Repeat the entries word for word, from the start through the line containing "section-row: 热性能 — [0, 416, 635, 443]", including that line.

[start DATA TO USE]

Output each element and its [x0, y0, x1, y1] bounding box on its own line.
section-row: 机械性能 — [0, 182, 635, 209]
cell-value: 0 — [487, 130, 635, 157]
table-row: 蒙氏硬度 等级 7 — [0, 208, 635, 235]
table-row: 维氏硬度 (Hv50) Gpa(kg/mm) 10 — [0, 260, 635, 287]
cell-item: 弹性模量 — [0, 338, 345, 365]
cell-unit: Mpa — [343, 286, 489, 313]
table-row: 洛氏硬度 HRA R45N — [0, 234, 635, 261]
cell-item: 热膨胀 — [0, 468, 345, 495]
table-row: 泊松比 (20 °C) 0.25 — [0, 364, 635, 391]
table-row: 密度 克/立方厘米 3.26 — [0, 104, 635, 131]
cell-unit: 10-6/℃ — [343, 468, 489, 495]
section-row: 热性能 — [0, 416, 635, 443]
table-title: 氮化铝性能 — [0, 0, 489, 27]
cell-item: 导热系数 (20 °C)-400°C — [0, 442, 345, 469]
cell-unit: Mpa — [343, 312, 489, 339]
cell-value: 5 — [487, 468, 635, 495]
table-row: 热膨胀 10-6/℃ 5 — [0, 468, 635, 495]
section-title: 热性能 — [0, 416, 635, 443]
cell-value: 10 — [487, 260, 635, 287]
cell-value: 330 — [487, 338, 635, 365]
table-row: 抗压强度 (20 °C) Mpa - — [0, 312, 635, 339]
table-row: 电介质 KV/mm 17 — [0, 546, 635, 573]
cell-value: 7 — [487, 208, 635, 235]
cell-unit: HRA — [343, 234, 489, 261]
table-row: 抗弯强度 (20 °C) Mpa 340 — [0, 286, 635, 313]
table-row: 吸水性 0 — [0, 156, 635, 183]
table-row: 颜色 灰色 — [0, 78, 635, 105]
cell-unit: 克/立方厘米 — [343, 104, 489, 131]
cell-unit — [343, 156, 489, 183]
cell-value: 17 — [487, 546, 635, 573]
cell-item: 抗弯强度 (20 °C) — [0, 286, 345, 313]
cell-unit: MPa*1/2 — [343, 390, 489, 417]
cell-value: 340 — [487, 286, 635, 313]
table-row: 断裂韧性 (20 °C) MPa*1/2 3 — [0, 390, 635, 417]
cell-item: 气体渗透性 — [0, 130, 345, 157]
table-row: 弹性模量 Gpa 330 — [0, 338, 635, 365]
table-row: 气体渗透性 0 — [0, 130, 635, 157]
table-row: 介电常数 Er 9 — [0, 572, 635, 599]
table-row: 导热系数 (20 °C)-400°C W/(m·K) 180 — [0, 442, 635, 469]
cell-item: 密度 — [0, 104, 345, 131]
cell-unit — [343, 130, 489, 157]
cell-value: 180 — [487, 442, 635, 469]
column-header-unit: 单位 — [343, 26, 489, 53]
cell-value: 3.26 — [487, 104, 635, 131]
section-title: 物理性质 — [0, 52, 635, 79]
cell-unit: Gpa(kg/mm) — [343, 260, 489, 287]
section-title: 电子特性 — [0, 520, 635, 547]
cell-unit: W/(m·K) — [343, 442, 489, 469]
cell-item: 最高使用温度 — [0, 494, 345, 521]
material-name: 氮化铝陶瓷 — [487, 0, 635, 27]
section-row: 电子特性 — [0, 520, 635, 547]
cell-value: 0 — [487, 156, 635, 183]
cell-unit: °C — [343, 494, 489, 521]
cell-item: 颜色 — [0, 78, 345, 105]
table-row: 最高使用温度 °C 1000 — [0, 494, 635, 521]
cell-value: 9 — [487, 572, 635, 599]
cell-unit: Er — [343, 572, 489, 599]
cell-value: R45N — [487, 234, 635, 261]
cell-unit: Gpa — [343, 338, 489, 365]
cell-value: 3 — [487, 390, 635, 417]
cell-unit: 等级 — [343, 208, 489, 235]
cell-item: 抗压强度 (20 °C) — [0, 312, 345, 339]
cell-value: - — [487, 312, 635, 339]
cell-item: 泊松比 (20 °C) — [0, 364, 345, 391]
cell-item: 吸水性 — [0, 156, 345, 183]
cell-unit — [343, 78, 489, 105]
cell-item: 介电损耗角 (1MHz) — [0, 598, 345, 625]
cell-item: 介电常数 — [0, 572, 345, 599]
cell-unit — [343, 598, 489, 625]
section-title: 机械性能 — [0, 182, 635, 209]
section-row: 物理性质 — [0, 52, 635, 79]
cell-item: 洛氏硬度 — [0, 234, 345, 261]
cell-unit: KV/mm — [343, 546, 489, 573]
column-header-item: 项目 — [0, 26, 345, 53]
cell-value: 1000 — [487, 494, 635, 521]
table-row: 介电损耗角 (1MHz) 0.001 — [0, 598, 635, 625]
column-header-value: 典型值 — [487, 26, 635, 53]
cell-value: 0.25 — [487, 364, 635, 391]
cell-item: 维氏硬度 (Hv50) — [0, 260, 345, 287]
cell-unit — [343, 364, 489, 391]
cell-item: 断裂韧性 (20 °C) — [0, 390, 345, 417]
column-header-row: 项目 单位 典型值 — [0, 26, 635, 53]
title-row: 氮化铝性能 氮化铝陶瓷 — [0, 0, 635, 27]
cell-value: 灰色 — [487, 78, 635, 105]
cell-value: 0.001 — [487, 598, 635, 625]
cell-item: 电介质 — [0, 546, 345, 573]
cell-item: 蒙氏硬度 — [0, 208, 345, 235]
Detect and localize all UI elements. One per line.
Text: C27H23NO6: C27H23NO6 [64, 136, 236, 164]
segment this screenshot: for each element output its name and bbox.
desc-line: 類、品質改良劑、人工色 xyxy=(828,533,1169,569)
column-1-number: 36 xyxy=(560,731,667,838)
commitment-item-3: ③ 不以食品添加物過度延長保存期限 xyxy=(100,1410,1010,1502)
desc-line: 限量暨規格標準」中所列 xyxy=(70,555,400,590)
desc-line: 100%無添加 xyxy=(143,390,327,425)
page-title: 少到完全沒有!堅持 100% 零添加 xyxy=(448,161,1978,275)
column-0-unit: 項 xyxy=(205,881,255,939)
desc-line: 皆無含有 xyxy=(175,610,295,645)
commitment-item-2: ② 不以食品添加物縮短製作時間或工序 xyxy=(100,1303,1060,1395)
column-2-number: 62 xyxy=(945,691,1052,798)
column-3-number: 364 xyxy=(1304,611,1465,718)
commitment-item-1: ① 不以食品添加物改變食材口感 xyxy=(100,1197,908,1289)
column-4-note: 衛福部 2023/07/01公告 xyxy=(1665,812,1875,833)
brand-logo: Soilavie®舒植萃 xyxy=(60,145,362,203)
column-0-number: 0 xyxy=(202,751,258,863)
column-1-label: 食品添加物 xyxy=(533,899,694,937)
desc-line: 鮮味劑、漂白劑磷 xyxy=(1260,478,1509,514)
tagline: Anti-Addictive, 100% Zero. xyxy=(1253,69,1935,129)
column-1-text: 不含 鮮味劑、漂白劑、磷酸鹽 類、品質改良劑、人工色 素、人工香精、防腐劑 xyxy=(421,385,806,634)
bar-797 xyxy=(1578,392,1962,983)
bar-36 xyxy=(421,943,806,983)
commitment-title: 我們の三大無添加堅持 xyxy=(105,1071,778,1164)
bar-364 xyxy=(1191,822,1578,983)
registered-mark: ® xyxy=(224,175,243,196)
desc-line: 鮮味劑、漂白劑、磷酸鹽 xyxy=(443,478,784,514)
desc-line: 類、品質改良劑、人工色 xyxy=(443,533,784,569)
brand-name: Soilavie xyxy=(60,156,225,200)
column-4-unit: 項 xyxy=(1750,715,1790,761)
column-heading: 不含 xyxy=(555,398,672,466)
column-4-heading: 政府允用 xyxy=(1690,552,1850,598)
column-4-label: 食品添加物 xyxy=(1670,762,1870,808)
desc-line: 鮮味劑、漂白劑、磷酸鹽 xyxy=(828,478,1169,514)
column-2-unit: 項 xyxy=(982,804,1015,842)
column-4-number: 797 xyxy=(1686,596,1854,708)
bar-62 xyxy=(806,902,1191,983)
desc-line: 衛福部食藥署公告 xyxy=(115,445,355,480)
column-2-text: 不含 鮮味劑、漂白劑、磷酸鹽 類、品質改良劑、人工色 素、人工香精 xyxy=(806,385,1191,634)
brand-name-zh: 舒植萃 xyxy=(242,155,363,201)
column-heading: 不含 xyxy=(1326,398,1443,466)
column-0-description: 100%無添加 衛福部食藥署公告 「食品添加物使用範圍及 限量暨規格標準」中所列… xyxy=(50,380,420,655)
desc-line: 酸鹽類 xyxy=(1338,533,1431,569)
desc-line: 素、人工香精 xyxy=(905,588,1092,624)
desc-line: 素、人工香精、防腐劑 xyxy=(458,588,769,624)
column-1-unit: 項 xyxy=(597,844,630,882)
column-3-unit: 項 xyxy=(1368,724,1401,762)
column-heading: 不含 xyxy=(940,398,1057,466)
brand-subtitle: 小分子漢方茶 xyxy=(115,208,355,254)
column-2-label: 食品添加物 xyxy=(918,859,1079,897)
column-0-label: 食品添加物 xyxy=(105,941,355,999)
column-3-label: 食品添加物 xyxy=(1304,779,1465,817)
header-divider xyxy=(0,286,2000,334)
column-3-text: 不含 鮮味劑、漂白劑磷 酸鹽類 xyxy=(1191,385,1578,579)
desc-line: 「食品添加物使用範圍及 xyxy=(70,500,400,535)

[end DATA TO USE]

◆ **COMPLETE RESPONSE**:
Output each element and its [x0, y0, x1, y1] bounding box on its own line.
section-row: 机械性能 — [0, 182, 635, 209]
cell-value: 0 — [487, 130, 635, 157]
table-row: 蒙氏硬度 等级 7 — [0, 208, 635, 235]
table-row: 维氏硬度 (Hv50) Gpa(kg/mm) 10 — [0, 260, 635, 287]
cell-item: 弹性模量 — [0, 338, 345, 365]
cell-unit: Mpa — [343, 286, 489, 313]
table-row: 洛氏硬度 HRA R45N — [0, 234, 635, 261]
cell-item: 热膨胀 — [0, 468, 345, 495]
table-row: 泊松比 (20 °C) 0.25 — [0, 364, 635, 391]
table-row: 密度 克/立方厘米 3.26 — [0, 104, 635, 131]
cell-unit: 10-6/℃ — [343, 468, 489, 495]
section-row: 热性能 — [0, 416, 635, 443]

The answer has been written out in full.